• **DATA LINES**
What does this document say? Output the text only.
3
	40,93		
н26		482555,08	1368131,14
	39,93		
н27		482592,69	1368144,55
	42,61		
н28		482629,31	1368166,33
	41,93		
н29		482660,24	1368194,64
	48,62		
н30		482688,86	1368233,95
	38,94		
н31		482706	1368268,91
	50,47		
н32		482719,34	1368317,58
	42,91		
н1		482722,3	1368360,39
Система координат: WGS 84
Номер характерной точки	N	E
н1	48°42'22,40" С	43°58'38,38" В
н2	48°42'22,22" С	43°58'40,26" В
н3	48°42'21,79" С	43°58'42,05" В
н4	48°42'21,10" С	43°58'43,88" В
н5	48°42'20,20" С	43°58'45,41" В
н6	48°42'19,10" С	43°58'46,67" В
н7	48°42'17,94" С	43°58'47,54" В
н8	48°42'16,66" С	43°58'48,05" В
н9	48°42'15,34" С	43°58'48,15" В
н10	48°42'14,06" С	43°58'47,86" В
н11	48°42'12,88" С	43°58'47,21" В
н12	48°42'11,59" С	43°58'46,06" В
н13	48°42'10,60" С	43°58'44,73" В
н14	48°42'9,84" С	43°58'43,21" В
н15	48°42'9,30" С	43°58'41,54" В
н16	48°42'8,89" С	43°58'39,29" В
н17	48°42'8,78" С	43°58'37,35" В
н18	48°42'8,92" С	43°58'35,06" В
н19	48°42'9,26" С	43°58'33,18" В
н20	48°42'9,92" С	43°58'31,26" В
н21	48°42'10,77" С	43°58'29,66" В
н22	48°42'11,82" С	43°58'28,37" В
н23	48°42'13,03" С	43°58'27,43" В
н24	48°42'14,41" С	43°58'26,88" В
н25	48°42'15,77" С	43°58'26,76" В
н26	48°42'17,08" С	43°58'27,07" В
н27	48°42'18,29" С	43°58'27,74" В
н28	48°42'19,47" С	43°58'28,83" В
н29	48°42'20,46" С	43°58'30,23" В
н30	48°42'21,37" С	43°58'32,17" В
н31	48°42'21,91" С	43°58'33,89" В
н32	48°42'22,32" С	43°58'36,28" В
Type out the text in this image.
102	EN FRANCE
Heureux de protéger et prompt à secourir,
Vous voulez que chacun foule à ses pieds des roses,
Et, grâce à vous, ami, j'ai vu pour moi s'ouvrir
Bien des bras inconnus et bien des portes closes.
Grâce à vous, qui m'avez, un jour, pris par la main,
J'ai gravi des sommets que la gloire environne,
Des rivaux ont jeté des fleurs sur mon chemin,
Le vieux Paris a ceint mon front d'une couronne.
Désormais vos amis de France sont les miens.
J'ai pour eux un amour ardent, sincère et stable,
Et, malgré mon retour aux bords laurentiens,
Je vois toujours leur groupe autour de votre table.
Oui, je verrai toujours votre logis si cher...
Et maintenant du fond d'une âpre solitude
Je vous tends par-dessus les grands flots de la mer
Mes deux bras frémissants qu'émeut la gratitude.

• **THE TASK**
Pull out each line of the records holding the string "bras".

• **WRITTEN SOLUTION**
Bien des bras inconnus et bien des portes closes.
Mes deux bras frémissants qu'émeut la gratitude.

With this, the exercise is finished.